(Data entries)
========================================

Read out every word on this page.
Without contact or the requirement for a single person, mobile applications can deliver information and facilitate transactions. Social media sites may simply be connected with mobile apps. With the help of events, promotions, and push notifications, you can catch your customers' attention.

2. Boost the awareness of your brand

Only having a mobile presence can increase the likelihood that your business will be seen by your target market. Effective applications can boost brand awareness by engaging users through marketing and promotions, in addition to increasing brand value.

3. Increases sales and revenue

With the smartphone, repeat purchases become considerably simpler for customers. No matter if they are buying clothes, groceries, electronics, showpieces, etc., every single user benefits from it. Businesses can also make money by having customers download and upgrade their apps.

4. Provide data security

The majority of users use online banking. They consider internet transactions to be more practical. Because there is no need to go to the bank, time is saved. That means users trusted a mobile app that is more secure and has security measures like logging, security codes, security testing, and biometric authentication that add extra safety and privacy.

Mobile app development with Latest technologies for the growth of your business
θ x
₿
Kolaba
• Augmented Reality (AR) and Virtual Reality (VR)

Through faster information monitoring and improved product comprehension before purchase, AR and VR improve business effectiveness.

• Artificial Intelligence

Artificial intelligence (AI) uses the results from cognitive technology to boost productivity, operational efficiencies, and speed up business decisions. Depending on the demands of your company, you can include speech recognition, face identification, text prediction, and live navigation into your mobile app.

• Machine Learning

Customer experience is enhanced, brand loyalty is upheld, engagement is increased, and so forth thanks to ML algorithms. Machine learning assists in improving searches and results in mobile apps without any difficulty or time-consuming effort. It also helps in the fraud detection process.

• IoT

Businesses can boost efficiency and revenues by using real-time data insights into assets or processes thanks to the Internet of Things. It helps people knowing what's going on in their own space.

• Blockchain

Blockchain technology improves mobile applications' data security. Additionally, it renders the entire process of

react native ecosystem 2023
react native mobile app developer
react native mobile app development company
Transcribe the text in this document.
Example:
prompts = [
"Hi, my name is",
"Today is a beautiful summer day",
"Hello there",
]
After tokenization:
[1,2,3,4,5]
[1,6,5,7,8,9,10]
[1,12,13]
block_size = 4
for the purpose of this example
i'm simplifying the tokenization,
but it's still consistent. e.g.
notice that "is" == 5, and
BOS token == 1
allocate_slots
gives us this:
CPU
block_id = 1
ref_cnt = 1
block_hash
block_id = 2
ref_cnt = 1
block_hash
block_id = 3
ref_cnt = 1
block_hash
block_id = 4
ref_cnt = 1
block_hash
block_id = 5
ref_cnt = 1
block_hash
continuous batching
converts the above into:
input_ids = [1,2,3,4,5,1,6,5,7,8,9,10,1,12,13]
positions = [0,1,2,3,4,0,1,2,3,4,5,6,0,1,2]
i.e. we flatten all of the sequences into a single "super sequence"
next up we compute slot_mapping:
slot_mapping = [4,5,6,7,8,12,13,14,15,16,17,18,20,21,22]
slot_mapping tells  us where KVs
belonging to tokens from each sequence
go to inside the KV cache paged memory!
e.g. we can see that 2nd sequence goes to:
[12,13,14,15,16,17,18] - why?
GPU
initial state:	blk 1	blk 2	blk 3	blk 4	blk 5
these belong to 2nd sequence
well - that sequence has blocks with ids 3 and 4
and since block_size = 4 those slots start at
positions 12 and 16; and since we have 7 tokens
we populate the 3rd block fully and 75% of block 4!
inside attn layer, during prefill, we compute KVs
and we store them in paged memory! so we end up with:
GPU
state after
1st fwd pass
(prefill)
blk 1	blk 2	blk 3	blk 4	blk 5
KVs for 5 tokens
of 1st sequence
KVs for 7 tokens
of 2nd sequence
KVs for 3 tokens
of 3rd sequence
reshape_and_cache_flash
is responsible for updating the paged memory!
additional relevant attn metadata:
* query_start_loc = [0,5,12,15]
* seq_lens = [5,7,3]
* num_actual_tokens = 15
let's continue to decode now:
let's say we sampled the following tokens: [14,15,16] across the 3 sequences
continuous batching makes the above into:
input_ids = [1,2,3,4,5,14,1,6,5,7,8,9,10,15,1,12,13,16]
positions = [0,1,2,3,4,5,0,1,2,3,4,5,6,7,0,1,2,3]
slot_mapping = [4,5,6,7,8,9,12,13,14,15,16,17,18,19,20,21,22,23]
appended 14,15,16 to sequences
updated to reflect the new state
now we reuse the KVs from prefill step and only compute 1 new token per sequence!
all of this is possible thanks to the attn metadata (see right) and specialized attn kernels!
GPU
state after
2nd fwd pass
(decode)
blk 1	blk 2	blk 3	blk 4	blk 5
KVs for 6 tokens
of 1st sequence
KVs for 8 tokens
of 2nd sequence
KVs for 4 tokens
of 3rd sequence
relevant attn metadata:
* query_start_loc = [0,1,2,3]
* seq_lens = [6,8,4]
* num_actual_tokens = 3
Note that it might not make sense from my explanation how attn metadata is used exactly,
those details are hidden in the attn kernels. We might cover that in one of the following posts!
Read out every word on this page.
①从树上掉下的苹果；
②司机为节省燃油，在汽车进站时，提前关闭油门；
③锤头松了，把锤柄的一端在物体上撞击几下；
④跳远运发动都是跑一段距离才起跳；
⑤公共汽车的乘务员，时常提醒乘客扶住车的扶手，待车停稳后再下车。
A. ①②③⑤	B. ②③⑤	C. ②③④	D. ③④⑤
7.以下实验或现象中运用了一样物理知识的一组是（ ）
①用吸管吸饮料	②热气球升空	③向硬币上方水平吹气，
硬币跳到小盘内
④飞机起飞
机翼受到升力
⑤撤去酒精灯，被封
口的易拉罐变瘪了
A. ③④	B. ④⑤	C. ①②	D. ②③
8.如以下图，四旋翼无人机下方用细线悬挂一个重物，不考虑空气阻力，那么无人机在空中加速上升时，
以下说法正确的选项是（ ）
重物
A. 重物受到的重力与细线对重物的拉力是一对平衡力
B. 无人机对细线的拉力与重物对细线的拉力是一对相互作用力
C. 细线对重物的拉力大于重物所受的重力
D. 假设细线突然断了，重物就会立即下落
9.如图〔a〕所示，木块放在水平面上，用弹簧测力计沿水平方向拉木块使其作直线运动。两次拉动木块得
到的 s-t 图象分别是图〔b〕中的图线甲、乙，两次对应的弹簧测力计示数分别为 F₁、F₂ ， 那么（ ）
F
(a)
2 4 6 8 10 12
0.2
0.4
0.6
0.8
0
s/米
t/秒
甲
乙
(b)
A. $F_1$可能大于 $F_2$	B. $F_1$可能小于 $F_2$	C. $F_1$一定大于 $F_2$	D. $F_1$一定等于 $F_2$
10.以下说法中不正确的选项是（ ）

========================================

__WHAT YOU WILL DO__.
Using the material above, copy every line in which the string "users" occurs.

__ANSWER TO THIS PROBLEM__.
Only having a mobile presence can increase the likelihood that your business will be seen by your target market. Effective applications can boost brand awareness by engaging users through marketing and promotions, in addition to increasing brand value.
The majority of users use online banking. They consider internet transactions to be more practical. Because there is no need to go to the bank, time is saved. That means users trusted a mobile app that is more secure and has security measures like logging, security codes, security testing, and biometric authentication that add extra safety and privacy.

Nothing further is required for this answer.